— Start —
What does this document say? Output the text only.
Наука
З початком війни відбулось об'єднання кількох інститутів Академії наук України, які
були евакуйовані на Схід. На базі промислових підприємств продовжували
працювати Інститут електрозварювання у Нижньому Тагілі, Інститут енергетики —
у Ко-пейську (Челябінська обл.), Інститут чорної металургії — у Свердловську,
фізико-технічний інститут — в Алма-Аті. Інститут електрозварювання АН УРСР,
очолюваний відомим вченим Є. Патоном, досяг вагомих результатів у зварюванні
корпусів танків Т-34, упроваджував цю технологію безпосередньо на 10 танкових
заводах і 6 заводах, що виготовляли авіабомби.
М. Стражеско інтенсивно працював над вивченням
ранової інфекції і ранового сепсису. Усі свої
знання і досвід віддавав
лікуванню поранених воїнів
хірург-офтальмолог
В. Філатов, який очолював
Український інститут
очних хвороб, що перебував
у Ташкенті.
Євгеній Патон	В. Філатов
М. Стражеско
— End —
— Start —
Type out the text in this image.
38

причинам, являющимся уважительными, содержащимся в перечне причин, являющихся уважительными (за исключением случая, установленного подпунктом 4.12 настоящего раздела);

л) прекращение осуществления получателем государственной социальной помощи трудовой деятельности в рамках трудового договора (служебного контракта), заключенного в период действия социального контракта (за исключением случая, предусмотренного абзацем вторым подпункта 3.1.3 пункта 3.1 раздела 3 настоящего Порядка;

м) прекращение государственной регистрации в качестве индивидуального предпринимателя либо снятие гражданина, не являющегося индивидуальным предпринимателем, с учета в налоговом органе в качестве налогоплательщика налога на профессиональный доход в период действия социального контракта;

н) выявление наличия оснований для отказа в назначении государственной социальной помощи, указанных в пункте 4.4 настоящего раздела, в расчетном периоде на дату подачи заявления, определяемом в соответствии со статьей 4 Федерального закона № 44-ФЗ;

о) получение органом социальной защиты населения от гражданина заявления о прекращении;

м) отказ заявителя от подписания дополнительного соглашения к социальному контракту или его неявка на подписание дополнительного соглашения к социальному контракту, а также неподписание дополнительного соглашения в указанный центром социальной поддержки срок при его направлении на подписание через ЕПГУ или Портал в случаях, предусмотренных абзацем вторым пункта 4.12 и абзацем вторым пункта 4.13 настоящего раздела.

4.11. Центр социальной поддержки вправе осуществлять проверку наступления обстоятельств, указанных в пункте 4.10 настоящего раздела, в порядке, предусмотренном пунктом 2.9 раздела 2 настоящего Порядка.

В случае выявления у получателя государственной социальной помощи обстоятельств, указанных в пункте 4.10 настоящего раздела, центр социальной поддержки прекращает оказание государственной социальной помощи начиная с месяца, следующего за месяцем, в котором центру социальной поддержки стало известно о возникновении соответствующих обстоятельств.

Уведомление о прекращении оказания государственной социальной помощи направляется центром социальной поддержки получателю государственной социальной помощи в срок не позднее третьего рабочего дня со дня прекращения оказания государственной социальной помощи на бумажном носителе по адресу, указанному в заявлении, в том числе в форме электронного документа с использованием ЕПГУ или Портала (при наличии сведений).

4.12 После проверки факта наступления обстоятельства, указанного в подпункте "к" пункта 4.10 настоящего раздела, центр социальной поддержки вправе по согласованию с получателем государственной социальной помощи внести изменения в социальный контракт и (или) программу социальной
— End —
— Start —
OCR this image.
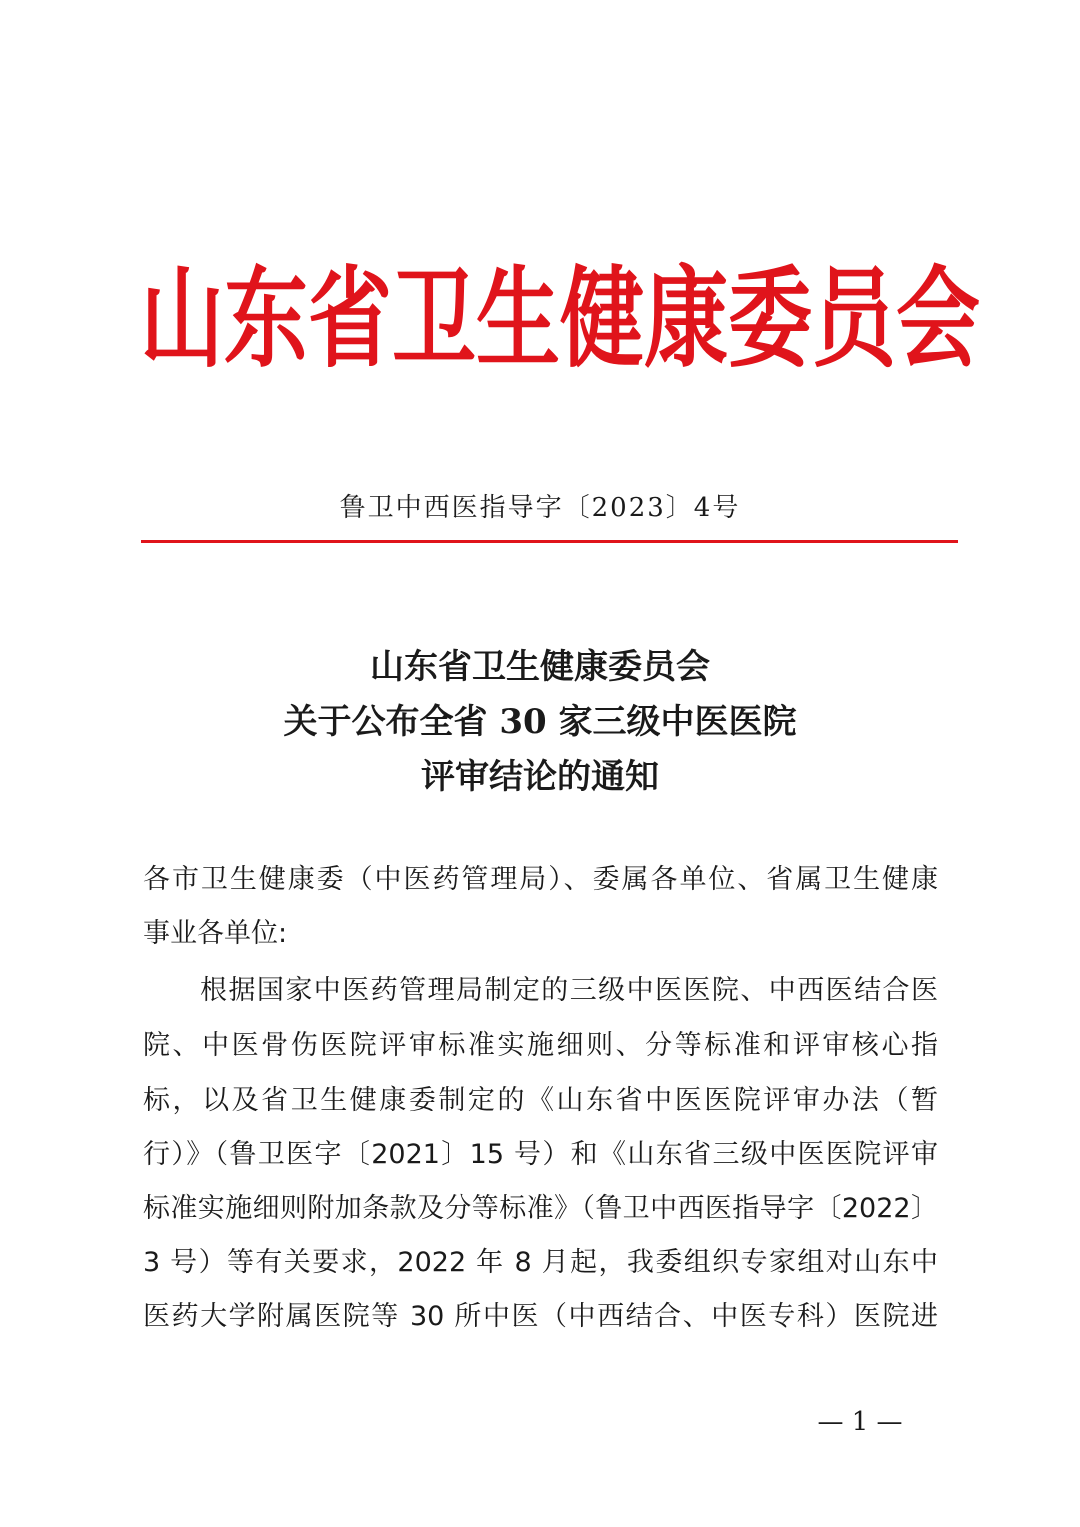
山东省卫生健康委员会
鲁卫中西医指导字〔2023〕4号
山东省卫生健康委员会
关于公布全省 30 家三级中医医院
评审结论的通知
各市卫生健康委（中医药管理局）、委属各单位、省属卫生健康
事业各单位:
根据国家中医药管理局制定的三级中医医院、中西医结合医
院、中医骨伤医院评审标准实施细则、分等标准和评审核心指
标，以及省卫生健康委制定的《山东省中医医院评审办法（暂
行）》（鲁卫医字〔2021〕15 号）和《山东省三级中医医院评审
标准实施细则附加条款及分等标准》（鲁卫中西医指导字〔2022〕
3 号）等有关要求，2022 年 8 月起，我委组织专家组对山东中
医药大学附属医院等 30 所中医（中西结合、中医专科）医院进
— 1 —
— End —
▶ _GIVEN REQUEST_:
Extract, from the material above, each line holding the word "image".

▶ _WRITTEN SOLUTION_:
Type out the text in this image.
OCR this image.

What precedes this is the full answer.